• **DATASET EXTRACT**:
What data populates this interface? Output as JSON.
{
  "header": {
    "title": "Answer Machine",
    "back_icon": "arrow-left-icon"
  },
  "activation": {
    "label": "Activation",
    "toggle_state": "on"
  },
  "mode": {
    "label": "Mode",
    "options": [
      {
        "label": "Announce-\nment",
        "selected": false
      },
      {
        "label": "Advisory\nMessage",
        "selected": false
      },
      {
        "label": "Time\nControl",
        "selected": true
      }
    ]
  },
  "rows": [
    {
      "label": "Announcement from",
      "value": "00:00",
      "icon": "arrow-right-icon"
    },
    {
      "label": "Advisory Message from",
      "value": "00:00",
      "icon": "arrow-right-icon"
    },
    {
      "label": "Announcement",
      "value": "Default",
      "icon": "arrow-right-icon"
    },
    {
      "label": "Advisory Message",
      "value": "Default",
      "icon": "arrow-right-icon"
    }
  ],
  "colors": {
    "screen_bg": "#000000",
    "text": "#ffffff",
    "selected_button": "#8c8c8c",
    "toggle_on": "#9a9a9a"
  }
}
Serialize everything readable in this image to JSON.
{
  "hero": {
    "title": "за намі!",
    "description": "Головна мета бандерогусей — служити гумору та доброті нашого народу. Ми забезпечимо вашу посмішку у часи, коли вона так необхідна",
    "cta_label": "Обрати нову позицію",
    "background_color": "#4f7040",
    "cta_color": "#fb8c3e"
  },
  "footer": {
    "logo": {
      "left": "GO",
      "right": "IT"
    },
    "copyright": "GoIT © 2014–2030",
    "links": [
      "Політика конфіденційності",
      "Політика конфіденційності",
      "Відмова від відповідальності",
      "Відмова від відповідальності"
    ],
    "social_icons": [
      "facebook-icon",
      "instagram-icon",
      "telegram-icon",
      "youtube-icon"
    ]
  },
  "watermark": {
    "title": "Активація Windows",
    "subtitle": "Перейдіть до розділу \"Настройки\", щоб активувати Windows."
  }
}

• **SHORT TASK**: Quote the listing in full, please, keeping every line exact.

• **WRITTEN RESPONSE**:
What data populates this interface? Output as JSON.
{
  "header": {
    "title": "Answer Machine",
    "back_icon": "arrow-left-icon"
  },
  "activation": {
    "label": "Activation",
    "toggle_state": "on"
  },
  "mode": {
    "label": "Mode",
    "options": [
      {
        "label": "Announce-\nment",
        "selected": false
      },
      {
        "label": "Advisory\nMessage",
        "selected": false
      },
      {
        "label": "Time\nControl",
        "selected": true
      }
    ]
  },
  "rows": [
    {
      "label": "Announcement from",
      "value": "00:00",
      "icon": "arrow-right-icon"
    },
    {
      "label": "Advisory Message from",
      "value": "00:00",
      "icon": "arrow-right-icon"
    },
    {
      "label": "Announcement",
      "value": "Default",
      "icon": "arrow-right-icon"
    },
    {
      "label": "Advisory Message",
      "value": "Default",
      "icon": "arrow-right-icon"
    }
  ],
  "colors": {
    "screen_bg": "#000000",
    "text": "#ffffff",
    "selected_button": "#8c8c8c",
    "toggle_on": "#9a9a9a"
  }
}
Serialize everything readable in this image to JSON.
{
  "hero": {
    "title": "за намі!",
    "description": "Головна мета бандерогусей — служити гумору та доброті нашого народу. Ми забезпечимо вашу посмішку у часи, коли вона так необхідна",
    "cta_label": "Обрати нову позицію",
    "background_color": "#4f7040",
    "cta_color": "#fb8c3e"
  },
  "footer": {
    "logo": {
      "left": "GO",
      "right": "IT"
    },
    "copyright": "GoIT © 2014–2030",
    "links": [
      "Політика конфіденційності",
      "Політика конфіденційності",
      "Відмова від відповідальності",
      "Відмова від відповідальності"
    ],
    "social_icons": [
      "facebook-icon",
      "instagram-icon",
      "telegram-icon",
      "youtube-icon"
    ]
  },
  "watermark": {
    "title": "Активація Windows",
    "subtitle": "Перейдіть до розділу \"Настройки\", щоб активувати Windows."
  }
}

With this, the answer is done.